──────── DATA FOR PROCESSING ────────

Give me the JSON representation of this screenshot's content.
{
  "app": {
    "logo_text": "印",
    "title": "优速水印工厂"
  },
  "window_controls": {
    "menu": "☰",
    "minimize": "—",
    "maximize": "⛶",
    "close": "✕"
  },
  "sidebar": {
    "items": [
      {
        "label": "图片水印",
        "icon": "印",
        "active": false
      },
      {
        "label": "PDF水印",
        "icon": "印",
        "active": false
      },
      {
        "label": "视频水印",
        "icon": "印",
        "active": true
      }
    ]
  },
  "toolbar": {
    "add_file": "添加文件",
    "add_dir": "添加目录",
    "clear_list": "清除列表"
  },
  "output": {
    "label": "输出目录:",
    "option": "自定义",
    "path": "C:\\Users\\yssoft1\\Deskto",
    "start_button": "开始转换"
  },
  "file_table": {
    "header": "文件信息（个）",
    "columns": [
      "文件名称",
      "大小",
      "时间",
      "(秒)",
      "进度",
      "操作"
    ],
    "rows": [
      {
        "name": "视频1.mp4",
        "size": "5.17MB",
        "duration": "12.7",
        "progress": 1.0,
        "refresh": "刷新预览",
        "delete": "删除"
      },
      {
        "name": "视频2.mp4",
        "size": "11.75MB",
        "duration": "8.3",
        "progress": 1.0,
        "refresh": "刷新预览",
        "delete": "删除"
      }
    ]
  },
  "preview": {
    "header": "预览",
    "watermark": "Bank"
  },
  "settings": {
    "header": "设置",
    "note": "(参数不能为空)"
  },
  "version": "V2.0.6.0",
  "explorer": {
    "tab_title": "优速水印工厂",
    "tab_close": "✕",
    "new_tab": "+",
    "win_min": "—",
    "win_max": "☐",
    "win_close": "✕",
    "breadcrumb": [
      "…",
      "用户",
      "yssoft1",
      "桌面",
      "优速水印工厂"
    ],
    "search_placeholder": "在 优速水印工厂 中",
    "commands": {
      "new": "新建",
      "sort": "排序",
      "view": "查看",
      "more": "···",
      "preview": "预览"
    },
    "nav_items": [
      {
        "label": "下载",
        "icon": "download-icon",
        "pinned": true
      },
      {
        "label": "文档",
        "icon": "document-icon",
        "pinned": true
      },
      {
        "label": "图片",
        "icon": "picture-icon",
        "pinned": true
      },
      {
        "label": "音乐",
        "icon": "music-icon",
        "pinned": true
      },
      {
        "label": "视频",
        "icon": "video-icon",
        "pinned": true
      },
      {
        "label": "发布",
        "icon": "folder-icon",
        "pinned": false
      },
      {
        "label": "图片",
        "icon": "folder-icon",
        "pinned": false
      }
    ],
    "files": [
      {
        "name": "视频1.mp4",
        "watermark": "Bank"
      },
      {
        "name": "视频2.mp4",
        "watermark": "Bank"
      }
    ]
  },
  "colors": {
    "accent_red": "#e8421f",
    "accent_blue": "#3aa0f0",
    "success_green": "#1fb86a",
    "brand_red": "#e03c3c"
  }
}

────────

_EXERCISE PROMPT_
Write out every record, exactly as written.

_TASK RESULT_
Give me the JSON representation of this screenshot's content.
{
  "app": {
    "logo_text": "印",
    "title": "优速水印工厂"
  },
  "window_controls": {
    "menu": "☰",
    "minimize": "—",
    "maximize": "⛶",
    "close": "✕"
  },
  "sidebar": {
    "items": [
      {
        "label": "图片水印",
        "icon": "印",
        "active": false
      },
      {
        "label": "PDF水印",
        "icon": "印",
        "active": false
      },
      {
        "label": "视频水印",
        "icon": "印",
        "active": true
      }
    ]
  },
  "toolbar": {
    "add_file": "添加文件",
    "add_dir": "添加目录",
    "clear_list": "清除列表"
  },
  "output": {
    "label": "输出目录:",
    "option": "自定义",
    "path": "C:\\Users\\yssoft1\\Deskto",
    "start_button": "开始转换"
  },
  "file_table": {
    "header": "文件信息（个）",
    "columns": [
      "文件名称",
      "大小",
      "时间",
      "(秒)",
      "进度",
      "操作"
    ],
    "rows": [
      {
        "name": "视频1.mp4",
        "size": "5.17MB",
        "duration": "12.7",
        "progress": 1.0,
        "refresh": "刷新预览",
        "delete": "删除"
      },
      {
        "name": "视频2.mp4",
        "size": "11.75MB",
        "duration": "8.3",
        "progress": 1.0,
        "refresh": "刷新预览",
        "delete": "删除"
      }
    ]
  },
  "preview": {
    "header": "预览",
    "watermark": "Bank"
  },
  "settings": {
    "header": "设置",
    "note": "(参数不能为空)"
  },
  "version": "V2.0.6.0",
  "explorer": {
    "tab_title": "优速水印工厂",
    "tab_close": "✕",
    "new_tab": "+",
    "win_min": "—",
    "win_max": "☐",
    "win_close": "✕",
    "breadcrumb": [
      "…",
      "用户",
      "yssoft1",
      "桌面",
      "优速水印工厂"
    ],
    "search_placeholder": "在 优速水印工厂 中",
    "commands": {
      "new": "新建",
      "sort": "排序",
      "view": "查看",
      "more": "···",
      "preview": "预览"
    },
    "nav_items": [
      {
        "label": "下载",
        "icon": "download-icon",
        "pinned": true
      },
      {
        "label": "文档",
        "icon": "document-icon",
        "pinned": true
      },
      {
        "label": "图片",
        "icon": "picture-icon",
        "pinned": true
      },
      {
        "label": "音乐",
        "icon": "music-icon",
        "pinned": true
      },
      {
        "label": "视频",
        "icon": "video-icon",
        "pinned": true
      },
      {
        "label": "发布",
        "icon": "folder-icon",
        "pinned": false
      },
      {
        "label": "图片",
        "icon": "folder-icon",
        "pinned": false
      }
    ],
    "files": [
      {
        "name": "视频1.mp4",
        "watermark": "Bank"
      },
      {
        "name": "视频2.mp4",
        "watermark": "Bank"
      }
    ]
  },
  "colors": {
    "accent_red": "#e8421f",
    "accent_blue": "#3aa0f0",
    "success_green": "#1fb86a",
    "brand_red": "#e03c3c"
  }
}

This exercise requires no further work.